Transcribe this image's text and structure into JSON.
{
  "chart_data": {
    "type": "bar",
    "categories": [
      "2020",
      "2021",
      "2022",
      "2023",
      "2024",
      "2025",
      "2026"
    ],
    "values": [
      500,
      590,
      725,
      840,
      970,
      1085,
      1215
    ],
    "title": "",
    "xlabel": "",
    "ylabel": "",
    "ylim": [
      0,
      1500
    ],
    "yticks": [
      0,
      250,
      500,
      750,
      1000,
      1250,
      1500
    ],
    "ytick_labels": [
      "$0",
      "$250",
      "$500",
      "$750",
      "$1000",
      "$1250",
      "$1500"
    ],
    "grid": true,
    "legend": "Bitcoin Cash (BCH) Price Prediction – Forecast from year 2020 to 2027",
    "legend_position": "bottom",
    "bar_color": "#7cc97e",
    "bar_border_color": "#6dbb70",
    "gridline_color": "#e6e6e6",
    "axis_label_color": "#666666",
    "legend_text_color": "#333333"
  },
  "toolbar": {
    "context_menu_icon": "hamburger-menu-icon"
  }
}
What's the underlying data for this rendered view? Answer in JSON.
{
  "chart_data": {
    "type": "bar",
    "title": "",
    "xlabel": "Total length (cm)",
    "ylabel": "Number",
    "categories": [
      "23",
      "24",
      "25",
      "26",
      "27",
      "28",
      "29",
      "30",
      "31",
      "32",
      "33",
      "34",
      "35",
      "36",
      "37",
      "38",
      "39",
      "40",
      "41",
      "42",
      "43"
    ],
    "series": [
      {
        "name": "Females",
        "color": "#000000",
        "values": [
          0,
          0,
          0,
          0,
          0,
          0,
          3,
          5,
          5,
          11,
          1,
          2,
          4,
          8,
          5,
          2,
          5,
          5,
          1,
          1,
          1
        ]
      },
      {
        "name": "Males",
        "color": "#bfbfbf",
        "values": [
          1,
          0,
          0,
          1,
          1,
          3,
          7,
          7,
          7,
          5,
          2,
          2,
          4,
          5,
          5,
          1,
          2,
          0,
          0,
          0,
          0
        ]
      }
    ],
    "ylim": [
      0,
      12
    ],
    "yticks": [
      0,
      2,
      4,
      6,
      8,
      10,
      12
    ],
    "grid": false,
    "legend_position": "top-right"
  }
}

★ ★ ★ ★ ★

The answer must consist solely of the number of lines in the entries that contain the word "JSON".

### Output of the exercise
2